Extract the rows that open with the line containing "I need the location" and close with the line containing "story1-column-1 [44,233,262,1288]", both ends included, and reproduce them verbatim.

Dataset rows:
┌──
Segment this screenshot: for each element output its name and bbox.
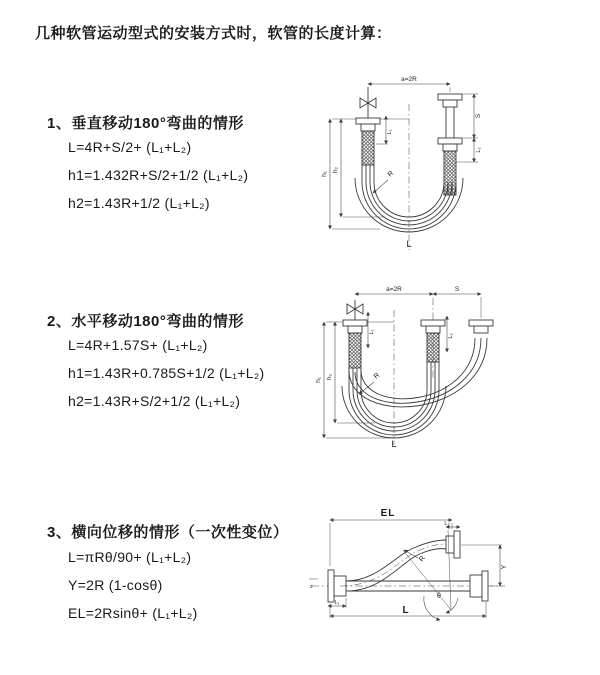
└──
┌──
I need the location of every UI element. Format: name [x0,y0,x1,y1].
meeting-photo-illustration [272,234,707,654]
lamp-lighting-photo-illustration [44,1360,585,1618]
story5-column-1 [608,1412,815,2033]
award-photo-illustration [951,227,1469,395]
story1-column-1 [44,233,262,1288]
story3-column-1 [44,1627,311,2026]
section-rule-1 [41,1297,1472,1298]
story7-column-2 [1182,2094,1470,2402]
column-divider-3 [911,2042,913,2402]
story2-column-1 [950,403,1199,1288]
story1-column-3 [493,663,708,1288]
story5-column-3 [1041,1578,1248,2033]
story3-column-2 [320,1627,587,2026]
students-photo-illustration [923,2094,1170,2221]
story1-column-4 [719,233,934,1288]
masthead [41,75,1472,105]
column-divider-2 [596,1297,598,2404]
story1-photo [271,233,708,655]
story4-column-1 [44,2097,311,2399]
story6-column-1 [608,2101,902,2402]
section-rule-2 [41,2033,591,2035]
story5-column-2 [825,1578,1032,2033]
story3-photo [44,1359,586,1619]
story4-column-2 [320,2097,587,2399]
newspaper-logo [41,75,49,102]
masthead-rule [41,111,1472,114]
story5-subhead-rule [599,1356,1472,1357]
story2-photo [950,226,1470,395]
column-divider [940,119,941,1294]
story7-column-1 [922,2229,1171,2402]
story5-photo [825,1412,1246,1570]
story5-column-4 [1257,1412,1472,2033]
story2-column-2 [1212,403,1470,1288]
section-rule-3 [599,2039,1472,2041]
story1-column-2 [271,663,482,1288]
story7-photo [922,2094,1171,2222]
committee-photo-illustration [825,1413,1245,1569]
└──
Response:
I need the location of every UI element. Format: name [x0,y0,x1,y1].
meeting-photo-illustration [272,234,707,654]
lamp-lighting-photo-illustration [44,1360,585,1618]
story5-column-1 [608,1412,815,2033]
award-photo-illustration [951,227,1469,395]
story1-column-1 [44,233,262,1288]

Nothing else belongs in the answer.